Problem description: Without altering anything, repeat each of the records.

--- BEGIN Rows ---

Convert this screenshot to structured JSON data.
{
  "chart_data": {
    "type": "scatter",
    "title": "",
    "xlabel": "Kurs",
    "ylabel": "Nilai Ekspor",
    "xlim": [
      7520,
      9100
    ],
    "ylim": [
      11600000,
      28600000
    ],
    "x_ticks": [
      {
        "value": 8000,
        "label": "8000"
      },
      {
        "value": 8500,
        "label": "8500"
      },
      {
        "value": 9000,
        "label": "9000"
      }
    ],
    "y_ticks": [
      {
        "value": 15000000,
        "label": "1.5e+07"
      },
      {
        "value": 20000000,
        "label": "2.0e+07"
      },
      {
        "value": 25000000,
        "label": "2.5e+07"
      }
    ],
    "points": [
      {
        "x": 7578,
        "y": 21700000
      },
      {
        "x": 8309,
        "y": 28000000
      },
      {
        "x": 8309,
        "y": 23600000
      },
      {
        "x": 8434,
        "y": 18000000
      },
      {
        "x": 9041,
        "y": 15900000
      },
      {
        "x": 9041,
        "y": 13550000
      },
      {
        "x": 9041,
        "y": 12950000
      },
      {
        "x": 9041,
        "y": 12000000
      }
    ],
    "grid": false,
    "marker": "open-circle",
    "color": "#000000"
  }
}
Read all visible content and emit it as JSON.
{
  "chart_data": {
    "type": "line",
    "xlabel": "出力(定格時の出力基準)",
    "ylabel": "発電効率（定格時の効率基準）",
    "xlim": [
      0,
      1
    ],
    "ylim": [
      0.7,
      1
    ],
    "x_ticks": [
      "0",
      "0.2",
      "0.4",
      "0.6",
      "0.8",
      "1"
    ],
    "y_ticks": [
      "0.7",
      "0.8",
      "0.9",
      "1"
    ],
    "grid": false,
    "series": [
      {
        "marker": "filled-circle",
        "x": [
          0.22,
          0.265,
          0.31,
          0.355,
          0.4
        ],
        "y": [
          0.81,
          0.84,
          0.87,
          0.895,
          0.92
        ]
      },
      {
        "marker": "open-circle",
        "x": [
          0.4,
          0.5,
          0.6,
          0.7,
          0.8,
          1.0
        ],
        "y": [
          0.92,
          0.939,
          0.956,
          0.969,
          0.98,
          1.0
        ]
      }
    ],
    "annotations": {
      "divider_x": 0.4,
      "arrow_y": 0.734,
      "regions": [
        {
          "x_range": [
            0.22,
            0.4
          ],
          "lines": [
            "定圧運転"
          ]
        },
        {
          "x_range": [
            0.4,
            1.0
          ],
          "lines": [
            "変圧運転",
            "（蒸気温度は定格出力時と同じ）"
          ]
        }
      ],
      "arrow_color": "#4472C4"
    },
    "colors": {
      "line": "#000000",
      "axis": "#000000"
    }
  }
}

--- END Rows ---

In response:
Convert this screenshot to structured JSON data.
{
  "chart_data": {
    "type": "scatter",
    "title": "",
    "xlabel": "Kurs",
    "ylabel": "Nilai Ekspor",
    "xlim": [
      7520,
      9100
    ],
    "ylim": [
      11600000,
      28600000
    ],
    "x_ticks": [
      {
        "value": 8000,
        "label": "8000"
      },
      {
        "value": 8500,
        "label": "8500"
      },
      {
        "value": 9000,
        "label": "9000"
      }
    ],
    "y_ticks": [
      {
        "value": 15000000,
        "label": "1.5e+07"
      },
      {
        "value": 20000000,
        "label": "2.0e+07"
      },
      {
        "value": 25000000,
        "label": "2.5e+07"
      }
    ],
    "points": [
      {
        "x": 7578,
        "y": 21700000
      },
      {
        "x": 8309,
        "y": 28000000
      },
      {
        "x": 8309,
        "y": 23600000
      },
      {
        "x": 8434,
        "y": 18000000
      },
      {
        "x": 9041,
        "y": 15900000
      },
      {
        "x": 9041,
        "y": 13550000
      },
      {
        "x": 9041,
        "y": 12950000
      },
      {
        "x": 9041,
        "y": 12000000
      }
    ],
    "grid": false,
    "marker": "open-circle",
    "color": "#000000"
  }
}
Read all visible content and emit it as JSON.
{
  "chart_data": {
    "type": "line",
    "xlabel": "出力(定格時の出力基準)",
    "ylabel": "発電効率（定格時の効率基準）",
    "xlim": [
      0,
      1
    ],
    "ylim": [
      0.7,
      1
    ],
    "x_ticks": [
      "0",
      "0.2",
      "0.4",
      "0.6",
      "0.8",
      "1"
    ],
    "y_ticks": [
      "0.7",
      "0.8",
      "0.9",
      "1"
    ],
    "grid": false,
    "series": [
      {
        "marker": "filled-circle",
        "x": [
          0.22,
          0.265,
          0.31,
          0.355,
          0.4
        ],
        "y": [
          0.81,
          0.84,
          0.87,
          0.895,
          0.92
        ]
      },
      {
        "marker": "open-circle",
        "x": [
          0.4,
          0.5,
          0.6,
          0.7,
          0.8,
          1.0
        ],
        "y": [
          0.92,
          0.939,
          0.956,
          0.969,
          0.98,
          1.0
        ]
      }
    ],
    "annotations": {
      "divider_x": 0.4,
      "arrow_y": 0.734,
      "regions": [
        {
          "x_range": [
            0.22,
            0.4
          ],
          "lines": [
            "定圧運転"
          ]
        },
        {
          "x_range": [
            0.4,
            1.0
          ],
          "lines": [
            "変圧運転",
            "（蒸気温度は定格出力時と同じ）"
          ]
        }
      ],
      "arrow_color": "#4472C4"
    },
    "colors": {
      "line": "#000000",
      "axis": "#000000"
    }
  }
}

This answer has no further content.